### WORK REQUIRED
Retype the rows below, from the one containing "354, 395, 363]" through the one containing "382, 398, 396]", with both ends included and nothing else added.

### AVAILABLE DATA

···

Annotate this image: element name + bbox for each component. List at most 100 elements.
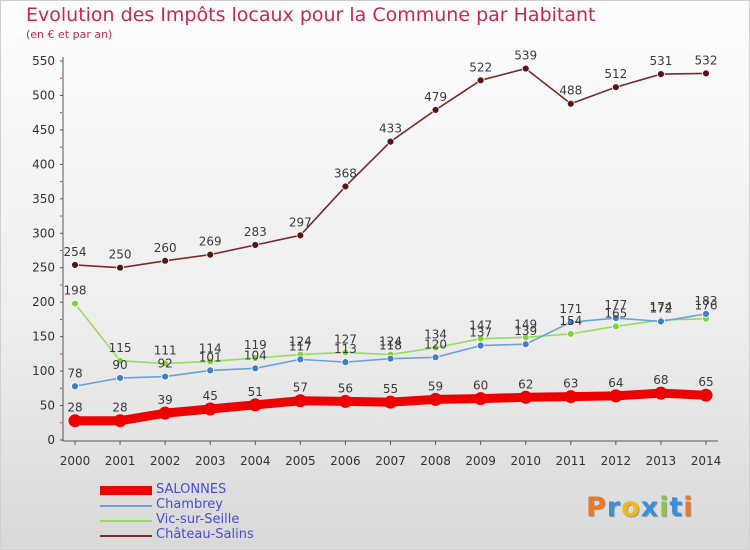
data-point	[386, 354, 395, 363]
data-label: 60	[473, 379, 488, 393]
data-label: 114	[199, 341, 222, 355]
data-label: 532	[695, 53, 718, 67]
data-point	[476, 341, 485, 350]
x-tick-label: 2010	[510, 454, 541, 468]
data-point	[611, 322, 620, 331]
y-tick-label: 0	[47, 433, 55, 447]
logo-letter: i	[683, 492, 694, 523]
data-label: 433	[379, 122, 402, 136]
data-point	[341, 358, 350, 367]
data-label: 479	[424, 90, 447, 104]
legend-label: Chambrey	[156, 497, 223, 512]
x-tick-label: 2007	[375, 454, 406, 468]
data-label: 118	[379, 339, 402, 353]
data-point	[161, 359, 170, 368]
data-label: 124	[379, 335, 402, 349]
y-tick-label: 350	[32, 192, 55, 206]
data-point	[251, 354, 260, 362]
data-label: 92	[158, 357, 173, 371]
data-label: 522	[469, 60, 492, 74]
data-label: 119	[244, 338, 267, 352]
y-tick-label: 300	[32, 226, 55, 240]
data-label: 101	[199, 350, 222, 364]
logo-letter: o	[621, 492, 641, 523]
data-label: 45	[203, 389, 218, 403]
data-label: 269	[199, 235, 222, 249]
data-point	[384, 395, 397, 409]
proxiti-logo: Proxiti	[586, 492, 694, 523]
data-point	[566, 329, 575, 338]
data-label: 68	[653, 373, 668, 387]
data-label: 254	[64, 245, 87, 259]
data-label: 283	[244, 225, 267, 239]
series-line-ch-teau-salins	[74, 67, 707, 269]
data-label: 57	[293, 381, 308, 395]
data-point	[699, 388, 713, 402]
data-label: 127	[334, 332, 357, 346]
data-point	[116, 263, 124, 272]
y-tick-label: 200	[32, 295, 55, 309]
data-label: 531	[649, 54, 672, 68]
data-point	[566, 99, 575, 108]
x-tick-label: 2011	[556, 454, 587, 468]
data-label: 120	[424, 337, 447, 351]
data-label: 56	[338, 381, 353, 395]
data-label: 154	[559, 314, 582, 328]
data-point	[519, 390, 533, 404]
data-point	[338, 394, 352, 408]
data-point	[251, 364, 260, 373]
x-tick-label: 2006	[330, 454, 361, 468]
data-label: 59	[428, 379, 443, 393]
x-tick-label: 2002	[150, 454, 181, 468]
data-label: 113	[334, 342, 357, 356]
data-point	[206, 250, 215, 259]
data-label: 55	[383, 382, 398, 396]
x-tick-label: 2003	[195, 454, 226, 468]
data-point	[206, 366, 215, 375]
data-label: 177	[604, 298, 627, 312]
legend-label: Vic-sur-Seille	[156, 512, 240, 527]
data-label: 62	[518, 377, 533, 391]
y-tick-label: 100	[32, 364, 55, 378]
data-label: 78	[67, 366, 82, 380]
x-tick-label: 2008	[420, 454, 451, 468]
logo-letter: t	[669, 492, 684, 523]
legend-label: SALONNES	[156, 482, 227, 497]
data-point	[564, 390, 578, 404]
data-label: 488	[559, 84, 582, 98]
data-point	[158, 406, 172, 420]
data-point	[474, 392, 488, 406]
data-point	[431, 353, 440, 362]
data-point	[296, 231, 305, 240]
logo-letter: r	[606, 492, 622, 523]
chart-title: Evolution des Impôts locaux pour la Comm…	[26, 4, 596, 26]
data-label: 104	[244, 348, 267, 362]
data-label: 174	[649, 300, 672, 314]
legend-swatch	[100, 520, 152, 522]
data-point	[116, 356, 124, 365]
chart-subtitle: (en € et par an)	[26, 28, 113, 41]
legend-swatch	[100, 486, 152, 495]
data-label: 115	[109, 341, 132, 355]
data-point	[296, 355, 305, 364]
data-label: 64	[608, 376, 623, 390]
x-tick-label: 2000	[60, 454, 91, 468]
y-tick-label: 550	[32, 54, 55, 68]
data-point	[71, 382, 79, 391]
data-point	[429, 392, 443, 406]
data-point	[431, 106, 440, 114]
data-label: 250	[109, 248, 132, 262]
data-label: 63	[563, 377, 578, 391]
x-tick-label: 2004	[240, 454, 271, 468]
data-point	[71, 299, 79, 308]
data-point	[476, 76, 485, 85]
data-point	[611, 314, 620, 322]
x-tick-label: 2013	[646, 454, 677, 468]
data-label: 165	[604, 306, 627, 320]
data-label: 171	[559, 302, 582, 316]
data-point	[609, 389, 623, 403]
data-point	[206, 357, 215, 366]
x-tick-label: 2014	[691, 454, 722, 468]
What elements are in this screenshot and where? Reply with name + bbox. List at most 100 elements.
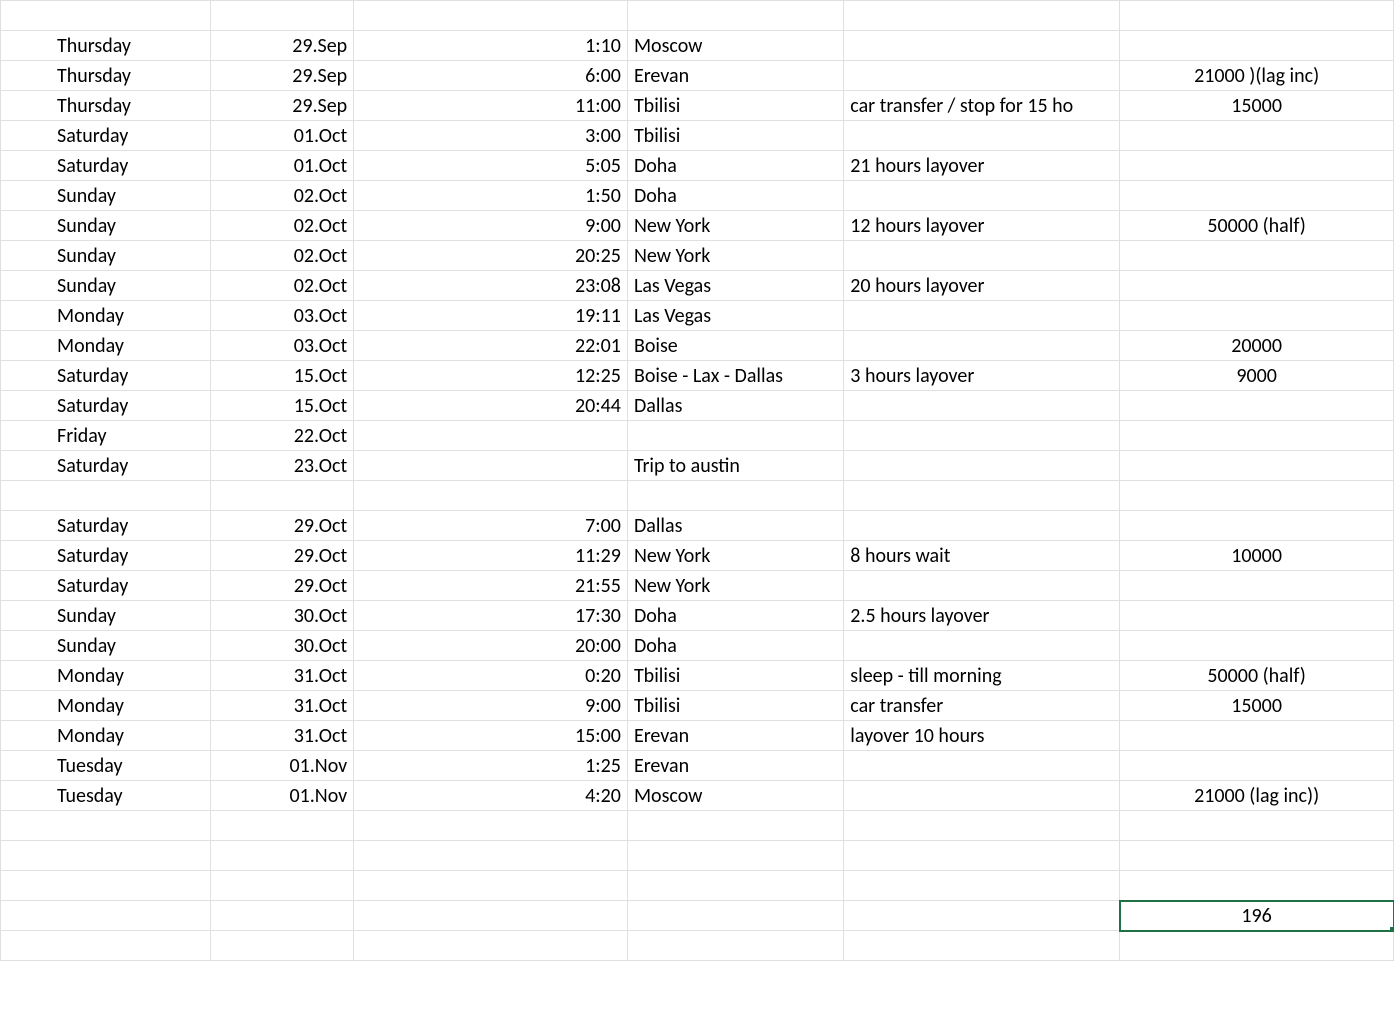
- cell-date[interactable]: 03.Oct: [210, 301, 353, 331]
- cell-cost[interactable]: 50000 (half): [1120, 661, 1394, 691]
- cell-day[interactable]: Sunday: [1, 631, 211, 661]
- cell-location[interactable]: [627, 481, 843, 511]
- cell-location[interactable]: [627, 1, 843, 31]
- cell-cost[interactable]: [1120, 571, 1394, 601]
- cell-time[interactable]: 11:29: [354, 541, 628, 571]
- cell-date[interactable]: 02.Oct: [210, 271, 353, 301]
- cell-time[interactable]: 5:05: [354, 151, 628, 181]
- cell-time[interactable]: [354, 931, 628, 961]
- cell-day[interactable]: Monday: [1, 691, 211, 721]
- cell-date[interactable]: 31.Oct: [210, 691, 353, 721]
- cell-date[interactable]: 03.Oct: [210, 331, 353, 361]
- cell-cost[interactable]: [1120, 1, 1394, 31]
- cell-notes[interactable]: [844, 241, 1120, 271]
- cell-location[interactable]: Las Vegas: [627, 301, 843, 331]
- cell-location[interactable]: [627, 931, 843, 961]
- cell-location[interactable]: Moscow: [627, 781, 843, 811]
- cell-date[interactable]: 23.Oct: [210, 451, 353, 481]
- cell-cost[interactable]: 50000 (half): [1120, 211, 1394, 241]
- cell-notes[interactable]: [844, 751, 1120, 781]
- cell-day[interactable]: Tuesday: [1, 781, 211, 811]
- cell-time[interactable]: [354, 1, 628, 31]
- cell-location[interactable]: [627, 871, 843, 901]
- cell-date[interactable]: 02.Oct: [210, 211, 353, 241]
- cell-date[interactable]: 01.Oct: [210, 121, 353, 151]
- cell-date[interactable]: [210, 811, 353, 841]
- cell-cost[interactable]: 15000: [1120, 691, 1394, 721]
- cell-cost[interactable]: [1120, 241, 1394, 271]
- cell-day[interactable]: Sunday: [1, 181, 211, 211]
- cell-location[interactable]: Tbilisi: [627, 691, 843, 721]
- cell-day[interactable]: [1, 841, 211, 871]
- cell-location[interactable]: Doha: [627, 181, 843, 211]
- cell-day[interactable]: Friday: [1, 421, 211, 451]
- cell-date[interactable]: 30.Oct: [210, 631, 353, 661]
- cell-location[interactable]: Erevan: [627, 721, 843, 751]
- cell-day[interactable]: Saturday: [1, 451, 211, 481]
- cell-date[interactable]: [210, 1, 353, 31]
- cell-location[interactable]: Dallas: [627, 391, 843, 421]
- cell-cost[interactable]: [1120, 511, 1394, 541]
- cell-cost[interactable]: 9000: [1120, 361, 1394, 391]
- cell-day[interactable]: Saturday: [1, 151, 211, 181]
- cell-notes[interactable]: 8 hours wait: [844, 541, 1120, 571]
- cell-date[interactable]: 30.Oct: [210, 601, 353, 631]
- cell-notes[interactable]: car transfer / stop for 15 ho: [844, 91, 1120, 121]
- cell-date[interactable]: 01.Nov: [210, 751, 353, 781]
- cell-cost[interactable]: [1120, 811, 1394, 841]
- cell-date[interactable]: 15.Oct: [210, 361, 353, 391]
- cell-location[interactable]: Erevan: [627, 61, 843, 91]
- cell-day[interactable]: Saturday: [1, 571, 211, 601]
- cell-day[interactable]: Saturday: [1, 541, 211, 571]
- cell-location[interactable]: Trip to austin: [627, 451, 843, 481]
- cell-time[interactable]: 1:10: [354, 31, 628, 61]
- cell-time[interactable]: [354, 421, 628, 451]
- cell-notes[interactable]: layover 10 hours: [844, 721, 1120, 751]
- cell-time[interactable]: 9:00: [354, 211, 628, 241]
- cell-notes[interactable]: [844, 421, 1120, 451]
- cell-time[interactable]: 0:20: [354, 661, 628, 691]
- cell-cost[interactable]: [1120, 391, 1394, 421]
- cell-day[interactable]: Monday: [1, 661, 211, 691]
- cell-time[interactable]: 1:50: [354, 181, 628, 211]
- cell-location[interactable]: Doha: [627, 151, 843, 181]
- cell-location[interactable]: Las Vegas: [627, 271, 843, 301]
- cell-notes[interactable]: [844, 931, 1120, 961]
- cell-day[interactable]: Thursday: [1, 91, 211, 121]
- cell-time[interactable]: 23:08: [354, 271, 628, 301]
- cell-day[interactable]: Monday: [1, 721, 211, 751]
- cell-day[interactable]: Thursday: [1, 31, 211, 61]
- cell-day[interactable]: Sunday: [1, 271, 211, 301]
- cell-notes[interactable]: [844, 1, 1120, 31]
- cell-time[interactable]: 22:01: [354, 331, 628, 361]
- cell-time[interactable]: [354, 841, 628, 871]
- cell-cost[interactable]: [1120, 271, 1394, 301]
- cell-date[interactable]: [210, 901, 353, 931]
- cell-location[interactable]: [627, 901, 843, 931]
- cell-cost[interactable]: 21000 )(lag inc): [1120, 61, 1394, 91]
- cell-cost[interactable]: 21000 (lag inc)): [1120, 781, 1394, 811]
- cell-day[interactable]: Sunday: [1, 211, 211, 241]
- cell-date[interactable]: [210, 841, 353, 871]
- cell-location[interactable]: Doha: [627, 601, 843, 631]
- cell-date[interactable]: 29.Oct: [210, 541, 353, 571]
- cell-time[interactable]: 11:00: [354, 91, 628, 121]
- cell-time[interactable]: 7:00: [354, 511, 628, 541]
- cell-time[interactable]: [354, 451, 628, 481]
- cell-time[interactable]: [354, 811, 628, 841]
- cell-notes[interactable]: [844, 871, 1120, 901]
- cell-date[interactable]: 01.Nov: [210, 781, 353, 811]
- cell-cost[interactable]: [1120, 631, 1394, 661]
- cell-day[interactable]: Tuesday: [1, 751, 211, 781]
- cell-cost[interactable]: [1120, 601, 1394, 631]
- cell-time[interactable]: 20:44: [354, 391, 628, 421]
- cell-location[interactable]: Moscow: [627, 31, 843, 61]
- cell-time[interactable]: [354, 901, 628, 931]
- cell-time[interactable]: 3:00: [354, 121, 628, 151]
- cell-notes[interactable]: [844, 631, 1120, 661]
- cell-day[interactable]: [1, 1, 211, 31]
- cell-cost[interactable]: [1120, 121, 1394, 151]
- cell-day[interactable]: Saturday: [1, 121, 211, 151]
- cell-day[interactable]: [1, 901, 211, 931]
- cell-date[interactable]: 31.Oct: [210, 661, 353, 691]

···

### EXERCISE SOLUTION
data-point	[386, 354, 395, 363]
data-label: 60	[473, 379, 488, 393]
data-label: 114	[199, 341, 222, 355]
data-label: 532	[695, 53, 718, 67]
data-point	[476, 341, 485, 350]
x-tick-label: 2010	[510, 454, 541, 468]
data-point	[611, 322, 620, 331]
y-tick-label: 0	[47, 433, 55, 447]
logo-letter: i	[683, 492, 694, 523]
data-label: 433	[379, 122, 402, 136]
data-point	[341, 358, 350, 367]
data-label: 479	[424, 90, 447, 104]
legend-label: Chambrey	[156, 497, 223, 512]
x-tick-label: 2007	[375, 454, 406, 468]
data-label: 118	[379, 339, 402, 353]
data-point	[161, 359, 170, 368]
data-label: 124	[379, 335, 402, 349]
y-tick-label: 350	[32, 192, 55, 206]
data-point	[251, 354, 260, 362]
data-label: 92	[158, 357, 173, 371]
data-label: 522	[469, 60, 492, 74]
data-label: 119	[244, 338, 267, 352]
y-tick-label: 300	[32, 226, 55, 240]
data-label: 101	[199, 350, 222, 364]
logo-letter: o	[621, 492, 641, 523]
data-label: 45	[203, 389, 218, 403]
data-label: 269	[199, 235, 222, 249]
data-point	[384, 395, 397, 409]
proxiti-logo: Proxiti	[586, 492, 694, 523]
data-point	[566, 329, 575, 338]
data-label: 68	[653, 373, 668, 387]
data-label: 254	[64, 245, 87, 259]
data-label: 283	[244, 225, 267, 239]
series-line-ch-teau-salins	[74, 67, 707, 269]
data-label: 57	[293, 381, 308, 395]
data-point	[699, 388, 713, 402]
data-label: 127	[334, 332, 357, 346]
data-point	[116, 263, 124, 272]
y-tick-label: 200	[32, 295, 55, 309]
data-label: 531	[649, 54, 672, 68]
data-point	[566, 99, 575, 108]
x-tick-label: 2011	[556, 454, 587, 468]
data-label: 120	[424, 337, 447, 351]
data-label: 56	[338, 381, 353, 395]
data-label: 154	[559, 314, 582, 328]
data-point	[519, 390, 533, 404]
data-point	[338, 394, 352, 408]
data-point	[251, 364, 260, 373]
x-tick-label: 2006	[330, 454, 361, 468]
data-label: 59	[428, 379, 443, 393]
x-tick-label: 2002	[150, 454, 181, 468]
data-label: 113	[334, 342, 357, 356]
data-point	[206, 250, 215, 259]
data-label: 55	[383, 382, 398, 396]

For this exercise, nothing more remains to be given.